Saved dataset items
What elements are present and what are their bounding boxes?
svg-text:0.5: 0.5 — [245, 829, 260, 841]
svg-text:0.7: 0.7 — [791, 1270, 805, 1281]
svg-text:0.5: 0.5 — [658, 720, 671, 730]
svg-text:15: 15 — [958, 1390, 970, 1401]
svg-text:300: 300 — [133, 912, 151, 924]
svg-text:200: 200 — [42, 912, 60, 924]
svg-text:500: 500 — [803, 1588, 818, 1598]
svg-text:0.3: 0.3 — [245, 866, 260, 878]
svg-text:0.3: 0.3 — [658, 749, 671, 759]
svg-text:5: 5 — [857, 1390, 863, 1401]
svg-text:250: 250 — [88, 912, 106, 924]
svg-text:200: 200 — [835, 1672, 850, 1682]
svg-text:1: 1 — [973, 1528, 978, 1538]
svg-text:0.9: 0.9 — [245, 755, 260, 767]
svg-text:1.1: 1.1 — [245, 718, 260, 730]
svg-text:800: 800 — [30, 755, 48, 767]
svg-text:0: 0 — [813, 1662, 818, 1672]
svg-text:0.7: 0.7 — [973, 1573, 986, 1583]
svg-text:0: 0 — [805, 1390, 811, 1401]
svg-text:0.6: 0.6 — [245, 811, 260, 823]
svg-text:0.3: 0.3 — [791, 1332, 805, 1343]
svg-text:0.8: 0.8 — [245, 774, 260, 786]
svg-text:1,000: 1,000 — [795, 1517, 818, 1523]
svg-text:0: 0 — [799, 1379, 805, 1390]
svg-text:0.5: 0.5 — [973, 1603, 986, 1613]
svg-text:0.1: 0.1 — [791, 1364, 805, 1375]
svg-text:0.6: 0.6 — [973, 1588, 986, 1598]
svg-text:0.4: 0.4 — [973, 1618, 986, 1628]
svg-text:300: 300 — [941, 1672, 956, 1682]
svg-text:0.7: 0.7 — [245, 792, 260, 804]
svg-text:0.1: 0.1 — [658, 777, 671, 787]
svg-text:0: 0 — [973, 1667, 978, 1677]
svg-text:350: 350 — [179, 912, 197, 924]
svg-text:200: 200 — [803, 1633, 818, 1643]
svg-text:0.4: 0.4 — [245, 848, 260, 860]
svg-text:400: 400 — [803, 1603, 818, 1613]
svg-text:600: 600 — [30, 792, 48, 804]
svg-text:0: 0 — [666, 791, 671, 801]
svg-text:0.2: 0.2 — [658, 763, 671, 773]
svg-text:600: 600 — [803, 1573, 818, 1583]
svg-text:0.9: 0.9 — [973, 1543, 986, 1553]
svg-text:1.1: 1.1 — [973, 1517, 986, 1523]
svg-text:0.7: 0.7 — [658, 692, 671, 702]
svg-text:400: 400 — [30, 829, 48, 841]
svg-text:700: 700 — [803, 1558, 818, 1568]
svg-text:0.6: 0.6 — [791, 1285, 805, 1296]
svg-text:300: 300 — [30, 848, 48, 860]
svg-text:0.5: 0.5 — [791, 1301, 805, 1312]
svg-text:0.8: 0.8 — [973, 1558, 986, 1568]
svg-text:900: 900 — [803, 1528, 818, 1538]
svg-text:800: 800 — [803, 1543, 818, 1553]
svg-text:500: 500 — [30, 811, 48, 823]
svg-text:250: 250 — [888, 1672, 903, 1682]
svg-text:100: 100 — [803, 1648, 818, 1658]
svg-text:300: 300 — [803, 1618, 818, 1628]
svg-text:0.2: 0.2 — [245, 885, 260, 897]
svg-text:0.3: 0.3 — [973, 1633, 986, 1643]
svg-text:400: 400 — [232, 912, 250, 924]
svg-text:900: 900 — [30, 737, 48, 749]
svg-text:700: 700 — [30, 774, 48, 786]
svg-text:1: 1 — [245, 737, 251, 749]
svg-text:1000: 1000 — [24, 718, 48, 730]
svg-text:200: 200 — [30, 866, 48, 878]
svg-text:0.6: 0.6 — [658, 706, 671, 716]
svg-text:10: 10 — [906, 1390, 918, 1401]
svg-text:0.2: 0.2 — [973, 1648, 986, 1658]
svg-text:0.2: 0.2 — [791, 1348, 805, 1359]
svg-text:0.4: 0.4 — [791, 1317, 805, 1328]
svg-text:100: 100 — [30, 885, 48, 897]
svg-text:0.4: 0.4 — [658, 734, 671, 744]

- PROBLEM -
Copy out every line of the data above without changing a single character.

- ANSWER TO THIS EXERCISE -
What elements are present and what are their bounding boxes?
svg-text:0.5: 0.5 — [245, 829, 260, 841]
svg-text:0.7: 0.7 — [791, 1270, 805, 1281]
svg-text:0.5: 0.5 — [658, 720, 671, 730]
svg-text:15: 15 — [958, 1390, 970, 1401]
svg-text:300: 300 — [133, 912, 151, 924]
svg-text:200: 200 — [42, 912, 60, 924]
svg-text:500: 500 — [803, 1588, 818, 1598]
svg-text:0.3: 0.3 — [245, 866, 260, 878]
svg-text:0.3: 0.3 — [658, 749, 671, 759]
svg-text:5: 5 — [857, 1390, 863, 1401]
svg-text:250: 250 — [88, 912, 106, 924]
svg-text:200: 200 — [835, 1672, 850, 1682]
svg-text:1: 1 — [973, 1528, 978, 1538]
svg-text:0.9: 0.9 — [245, 755, 260, 767]
svg-text:1.1: 1.1 — [245, 718, 260, 730]
svg-text:800: 800 — [30, 755, 48, 767]
svg-text:0: 0 — [813, 1662, 818, 1672]
svg-text:0.7: 0.7 — [973, 1573, 986, 1583]
svg-text:0: 0 — [805, 1390, 811, 1401]
svg-text:0.6: 0.6 — [245, 811, 260, 823]
svg-text:0.3: 0.3 — [791, 1332, 805, 1343]
svg-text:0.8: 0.8 — [245, 774, 260, 786]
svg-text:1,000: 1,000 — [795, 1517, 818, 1523]
svg-text:0: 0 — [799, 1379, 805, 1390]
svg-text:0.5: 0.5 — [973, 1603, 986, 1613]
svg-text:0.1: 0.1 — [791, 1364, 805, 1375]
svg-text:0.6: 0.6 — [973, 1588, 986, 1598]
svg-text:0.4: 0.4 — [973, 1618, 986, 1628]
svg-text:300: 300 — [941, 1672, 956, 1682]
svg-text:0.7: 0.7 — [245, 792, 260, 804]
svg-text:0.1: 0.1 — [658, 777, 671, 787]
svg-text:0: 0 — [973, 1667, 978, 1677]
svg-text:350: 350 — [179, 912, 197, 924]
svg-text:200: 200 — [803, 1633, 818, 1643]
svg-text:0.4: 0.4 — [245, 848, 260, 860]
svg-text:400: 400 — [803, 1603, 818, 1613]
svg-text:600: 600 — [30, 792, 48, 804]
svg-text:0: 0 — [666, 791, 671, 801]
svg-text:0.2: 0.2 — [658, 763, 671, 773]
svg-text:600: 600 — [803, 1573, 818, 1583]
svg-text:0.9: 0.9 — [973, 1543, 986, 1553]
svg-text:1.1: 1.1 — [973, 1517, 986, 1523]
svg-text:0.7: 0.7 — [658, 692, 671, 702]
svg-text:400: 400 — [30, 829, 48, 841]
svg-text:700: 700 — [803, 1558, 818, 1568]
svg-text:0.6: 0.6 — [791, 1285, 805, 1296]
svg-text:300: 300 — [30, 848, 48, 860]
svg-text:0.5: 0.5 — [791, 1301, 805, 1312]
svg-text:0.8: 0.8 — [973, 1558, 986, 1568]
svg-text:900: 900 — [803, 1528, 818, 1538]
svg-text:800: 800 — [803, 1543, 818, 1553]
svg-text:500: 500 — [30, 811, 48, 823]
svg-text:250: 250 — [888, 1672, 903, 1682]
svg-text:100: 100 — [803, 1648, 818, 1658]
svg-text:300: 300 — [803, 1618, 818, 1628]
svg-text:0.2: 0.2 — [245, 885, 260, 897]
svg-text:0.3: 0.3 — [973, 1633, 986, 1643]
svg-text:400: 400 — [232, 912, 250, 924]
svg-text:900: 900 — [30, 737, 48, 749]
svg-text:700: 700 — [30, 774, 48, 786]
svg-text:1: 1 — [245, 737, 251, 749]
svg-text:1000: 1000 — [24, 718, 48, 730]
svg-text:200: 200 — [30, 866, 48, 878]
svg-text:0.6: 0.6 — [658, 706, 671, 716]
svg-text:10: 10 — [906, 1390, 918, 1401]
svg-text:0.2: 0.2 — [973, 1648, 986, 1658]
svg-text:0.2: 0.2 — [791, 1348, 805, 1359]
svg-text:0.4: 0.4 — [791, 1317, 805, 1328]
svg-text:100: 100 — [30, 885, 48, 897]
svg-text:0.4: 0.4 — [658, 734, 671, 744]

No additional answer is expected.